▶ [Source records]:
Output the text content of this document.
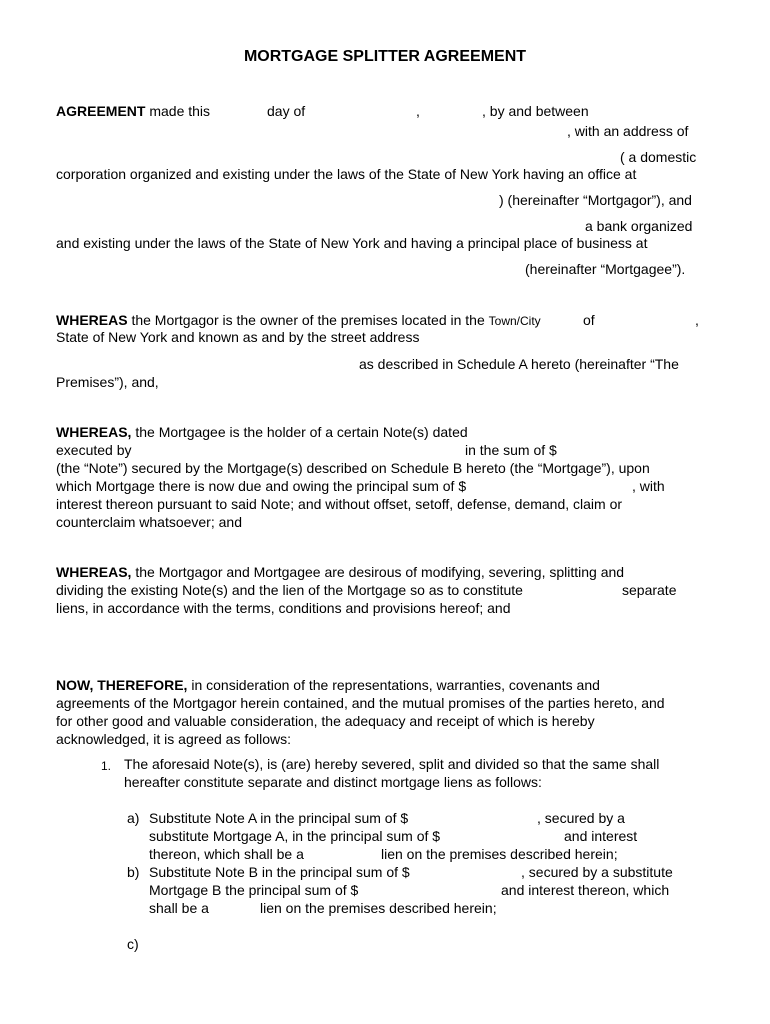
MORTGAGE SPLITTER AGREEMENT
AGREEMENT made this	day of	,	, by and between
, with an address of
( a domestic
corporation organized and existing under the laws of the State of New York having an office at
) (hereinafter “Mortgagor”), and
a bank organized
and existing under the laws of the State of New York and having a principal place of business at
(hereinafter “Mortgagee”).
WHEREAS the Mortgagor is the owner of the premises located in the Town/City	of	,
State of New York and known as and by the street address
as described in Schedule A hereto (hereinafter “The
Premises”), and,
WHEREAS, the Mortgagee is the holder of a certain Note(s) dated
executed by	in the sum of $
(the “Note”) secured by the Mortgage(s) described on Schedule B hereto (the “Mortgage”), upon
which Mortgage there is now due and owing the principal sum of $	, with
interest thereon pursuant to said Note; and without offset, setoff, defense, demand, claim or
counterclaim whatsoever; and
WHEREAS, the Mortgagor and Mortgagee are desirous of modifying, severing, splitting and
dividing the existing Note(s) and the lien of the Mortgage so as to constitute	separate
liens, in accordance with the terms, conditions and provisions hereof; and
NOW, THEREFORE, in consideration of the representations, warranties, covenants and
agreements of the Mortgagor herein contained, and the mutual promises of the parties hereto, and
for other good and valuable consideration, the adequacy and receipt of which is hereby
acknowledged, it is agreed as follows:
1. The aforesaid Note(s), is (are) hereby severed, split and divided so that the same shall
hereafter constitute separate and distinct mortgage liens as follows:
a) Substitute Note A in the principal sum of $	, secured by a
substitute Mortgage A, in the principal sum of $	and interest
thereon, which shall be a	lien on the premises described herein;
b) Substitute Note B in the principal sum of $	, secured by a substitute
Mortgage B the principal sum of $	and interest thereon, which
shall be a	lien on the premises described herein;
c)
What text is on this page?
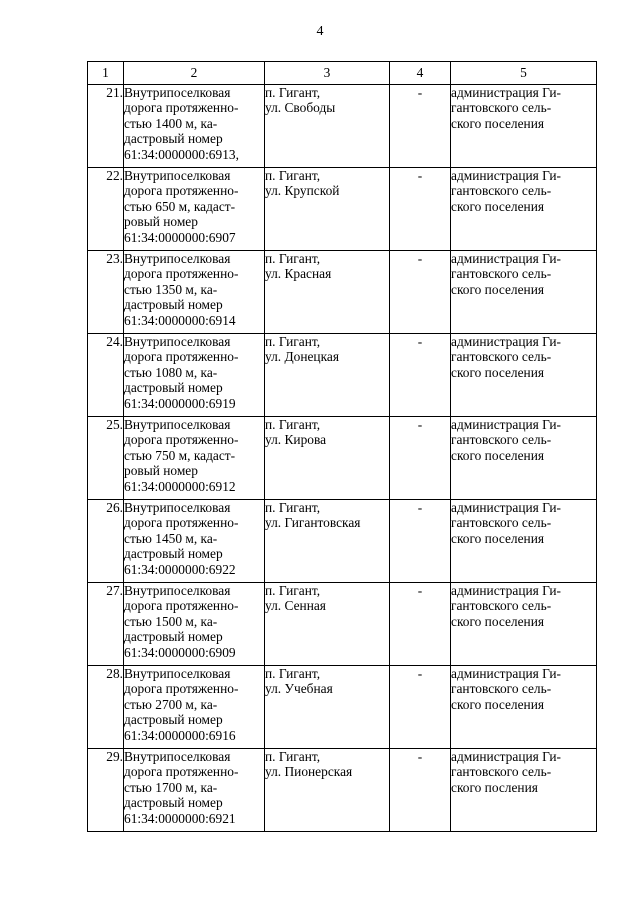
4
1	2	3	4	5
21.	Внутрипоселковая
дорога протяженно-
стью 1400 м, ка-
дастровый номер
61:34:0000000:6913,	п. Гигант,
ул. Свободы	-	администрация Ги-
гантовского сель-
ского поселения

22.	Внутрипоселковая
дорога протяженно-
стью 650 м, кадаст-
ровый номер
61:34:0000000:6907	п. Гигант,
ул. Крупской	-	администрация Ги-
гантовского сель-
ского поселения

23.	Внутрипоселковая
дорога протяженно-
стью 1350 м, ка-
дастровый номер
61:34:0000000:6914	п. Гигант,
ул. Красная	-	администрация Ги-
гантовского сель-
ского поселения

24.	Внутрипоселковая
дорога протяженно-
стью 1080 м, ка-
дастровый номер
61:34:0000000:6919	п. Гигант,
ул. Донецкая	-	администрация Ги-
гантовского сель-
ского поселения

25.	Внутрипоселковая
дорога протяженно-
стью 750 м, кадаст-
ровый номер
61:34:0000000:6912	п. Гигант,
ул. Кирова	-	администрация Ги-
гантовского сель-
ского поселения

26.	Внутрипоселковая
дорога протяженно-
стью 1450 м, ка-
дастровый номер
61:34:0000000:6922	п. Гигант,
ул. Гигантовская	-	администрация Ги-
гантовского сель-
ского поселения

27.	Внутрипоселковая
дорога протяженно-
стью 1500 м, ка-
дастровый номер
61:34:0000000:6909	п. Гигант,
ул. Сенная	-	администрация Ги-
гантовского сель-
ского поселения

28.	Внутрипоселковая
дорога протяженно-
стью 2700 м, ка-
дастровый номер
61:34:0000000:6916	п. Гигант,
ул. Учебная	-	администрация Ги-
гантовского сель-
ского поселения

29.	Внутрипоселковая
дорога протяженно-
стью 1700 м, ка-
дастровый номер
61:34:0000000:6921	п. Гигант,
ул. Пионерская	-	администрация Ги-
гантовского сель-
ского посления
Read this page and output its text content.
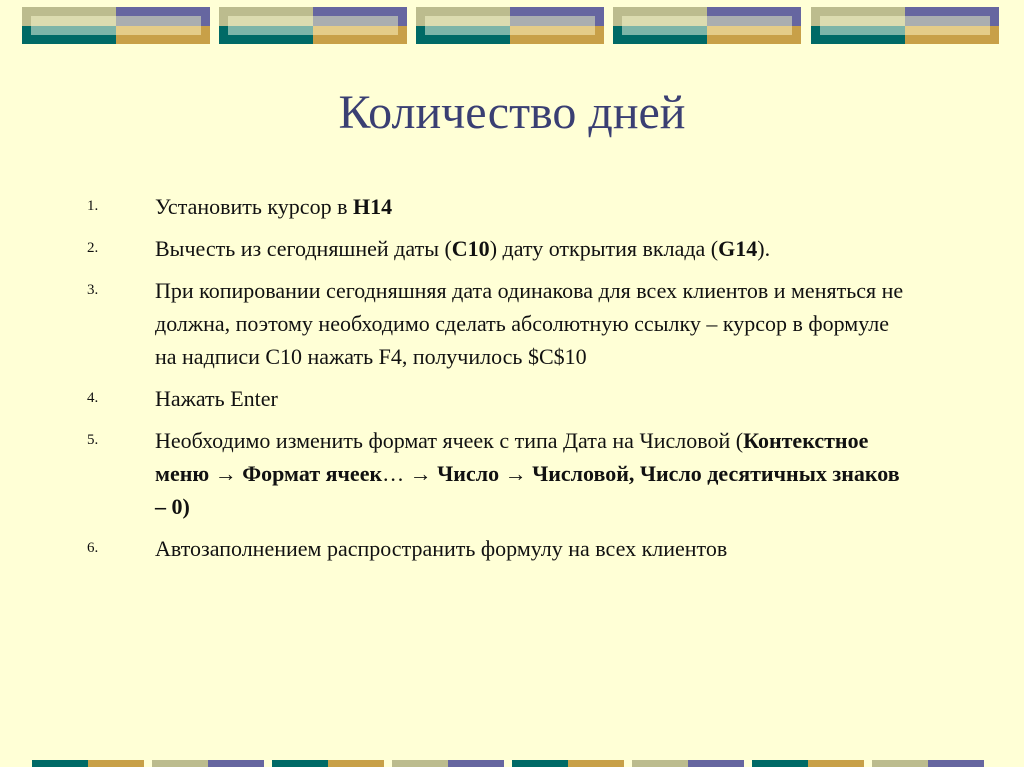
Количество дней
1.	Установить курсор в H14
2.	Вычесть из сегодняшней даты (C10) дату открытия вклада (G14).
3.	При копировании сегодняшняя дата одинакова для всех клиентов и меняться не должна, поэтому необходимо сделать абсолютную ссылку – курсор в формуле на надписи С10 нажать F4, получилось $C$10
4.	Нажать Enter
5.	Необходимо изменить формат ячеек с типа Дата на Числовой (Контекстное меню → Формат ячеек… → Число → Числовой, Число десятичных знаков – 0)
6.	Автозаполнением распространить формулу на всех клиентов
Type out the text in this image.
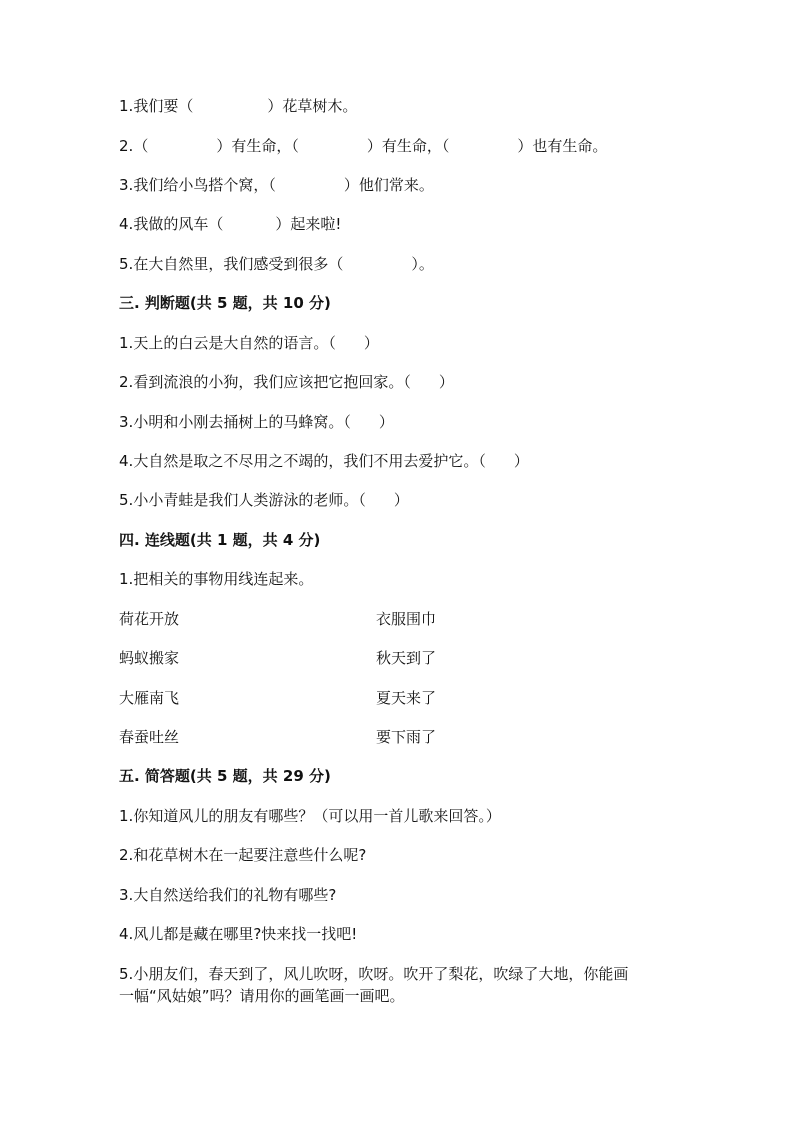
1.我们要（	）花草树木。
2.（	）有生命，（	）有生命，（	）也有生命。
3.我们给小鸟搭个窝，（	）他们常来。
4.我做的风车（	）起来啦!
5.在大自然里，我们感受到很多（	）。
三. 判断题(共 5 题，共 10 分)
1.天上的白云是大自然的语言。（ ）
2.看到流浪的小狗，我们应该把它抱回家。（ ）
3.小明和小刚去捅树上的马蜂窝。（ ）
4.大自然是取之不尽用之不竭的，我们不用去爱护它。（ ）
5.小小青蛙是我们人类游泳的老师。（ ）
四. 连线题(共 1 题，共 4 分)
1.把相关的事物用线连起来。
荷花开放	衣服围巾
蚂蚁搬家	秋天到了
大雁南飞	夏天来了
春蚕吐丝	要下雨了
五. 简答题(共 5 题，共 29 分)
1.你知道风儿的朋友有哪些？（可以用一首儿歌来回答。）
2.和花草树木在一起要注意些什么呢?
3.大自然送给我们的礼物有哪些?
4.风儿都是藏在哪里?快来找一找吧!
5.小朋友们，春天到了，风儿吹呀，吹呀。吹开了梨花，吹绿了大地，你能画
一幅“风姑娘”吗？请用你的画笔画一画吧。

▶ [Work instructions]: Take each line of the material that contains the word "hereto" and list it.

▶ [Reply to the task]:
as described in Schedule A hereto (hereinafter “The
(the “Note”) secured by the Mortgage(s) described on Schedule B hereto (the “Mortgage”), upon
agreements of the Mortgagor herein contained, and the mutual promises of the parties hereto, and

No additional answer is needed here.